What you should do –
Could you transcribe every record below exactly as written, leaving out any pictures?

Records shown –
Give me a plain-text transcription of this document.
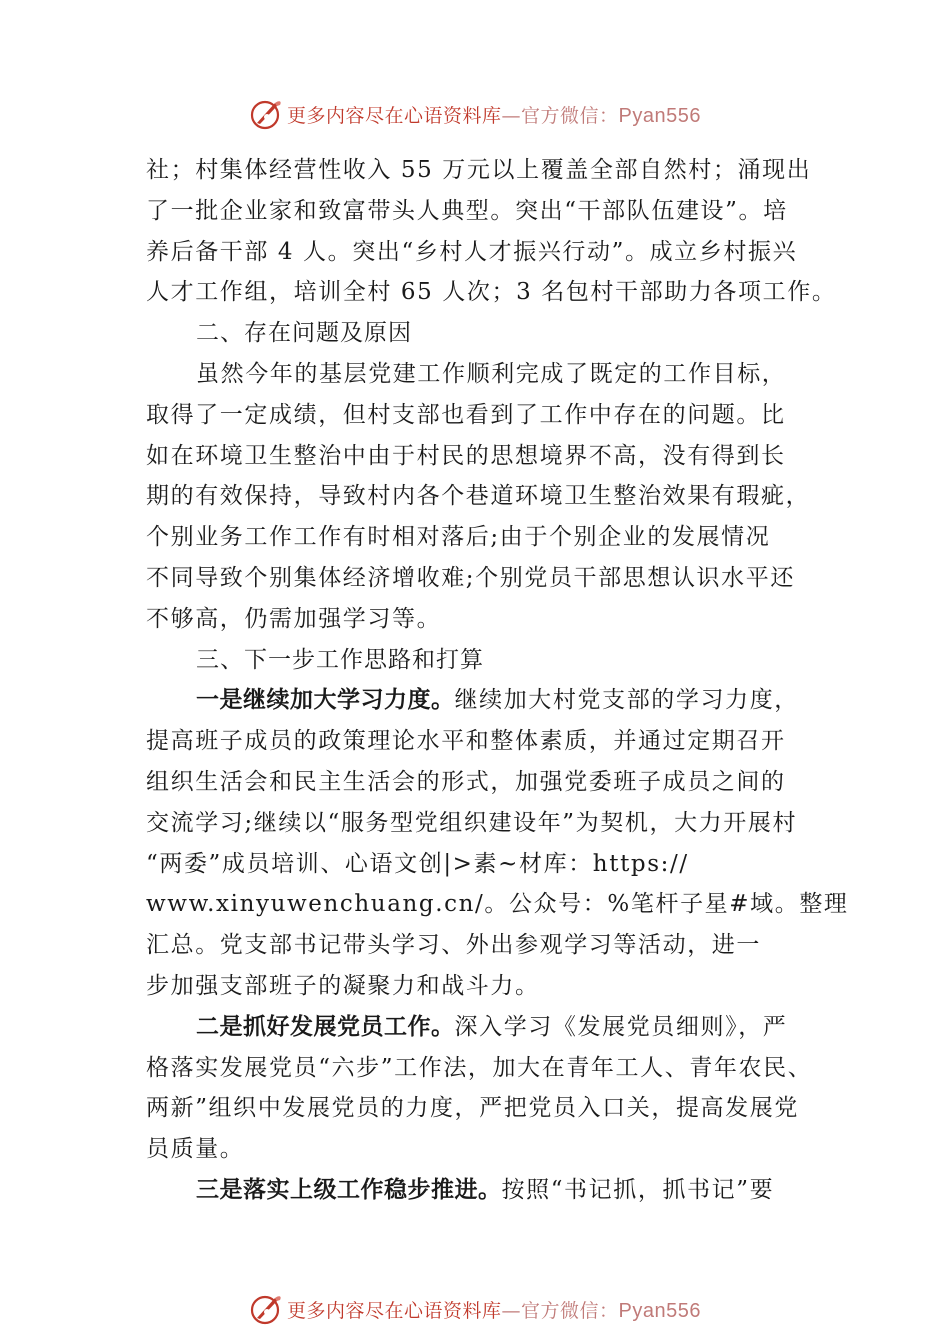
更多内容尽在心语资料库—官方微信：Pyan556
社；村集体经营性收入 55 万元以上覆盖全部自然村；涌现出
了一批企业家和致富带头人典型。突出“干部队伍建设”。培
养后备干部 4 人。突出“乡村人才振兴行动”。成立乡村振兴
人才工作组，培训全村 65 人次；3 名包村干部助力各项工作。
二、存在问题及原因
虽然今年的基层党建工作顺利完成了既定的工作目标，
取得了一定成绩，但村支部也看到了工作中存在的问题。比
如在环境卫生整治中由于村民的思想境界不高，没有得到长
期的有效保持，导致村内各个巷道环境卫生整治效果有瑕疵，
个别业务工作工作有时相对落后;由于个别企业的发展情况
不同导致个别集体经济增收难;个别党员干部思想认识水平还
不够高，仍需加强学习等。
三、下一步工作思路和打算
一是继续加大学习力度。继续加大村党支部的学习力度，
提高班子成员的政策理论水平和整体素质，并通过定期召开
组织生活会和民主生活会的形式，加强党委班子成员之间的
交流学习;继续以“服务型党组织建设年”为契机，大力开展村
“两委”成员培训、心语文创|>素~材库：https://
www.xinyuwenchuang.cn/。公众号：%笔杆子星#域。整理
汇总。党支部书记带头学习、外出参观学习等活动，进一
步加强支部班子的凝聚力和战斗力。
二是抓好发展党员工作。深入学习《发展党员细则》，严
格落实发展党员“六步”工作法，加大在青年工人、青年农民、
两新”组织中发展党员的力度，严把党员入口关，提高发展党
员质量。
三是落实上级工作稳步推进。按照“书记抓，抓书记”要
更多内容尽在心语资料库—官方微信：Pyan556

Problem solution –
Give me a plain-text transcription of this document.
更多内容尽在心语资料库—官方微信：Pyan556
社；村集体经营性收入 55 万元以上覆盖全部自然村；涌现出
了一批企业家和致富带头人典型。突出“干部队伍建设”。培
养后备干部 4 人。突出“乡村人才振兴行动”。成立乡村振兴
人才工作组，培训全村 65 人次；3 名包村干部助力各项工作。
二、存在问题及原因
虽然今年的基层党建工作顺利完成了既定的工作目标，
取得了一定成绩，但村支部也看到了工作中存在的问题。比
如在环境卫生整治中由于村民的思想境界不高，没有得到长
期的有效保持，导致村内各个巷道环境卫生整治效果有瑕疵，
个别业务工作工作有时相对落后;由于个别企业的发展情况
不同导致个别集体经济增收难;个别党员干部思想认识水平还
不够高，仍需加强学习等。
三、下一步工作思路和打算
一是继续加大学习力度。继续加大村党支部的学习力度，
提高班子成员的政策理论水平和整体素质，并通过定期召开
组织生活会和民主生活会的形式，加强党委班子成员之间的
交流学习;继续以“服务型党组织建设年”为契机，大力开展村
“两委”成员培训、心语文创|>素~材库：https://
www.xinyuwenchuang.cn/。公众号：%笔杆子星#域。整理
汇总。党支部书记带头学习、外出参观学习等活动，进一
步加强支部班子的凝聚力和战斗力。
二是抓好发展党员工作。深入学习《发展党员细则》，严
格落实发展党员“六步”工作法，加大在青年工人、青年农民、
两新”组织中发展党员的力度，严把党员入口关，提高发展党
员质量。
三是落实上级工作稳步推进。按照“书记抓，抓书记”要
更多内容尽在心语资料库—官方微信：Pyan556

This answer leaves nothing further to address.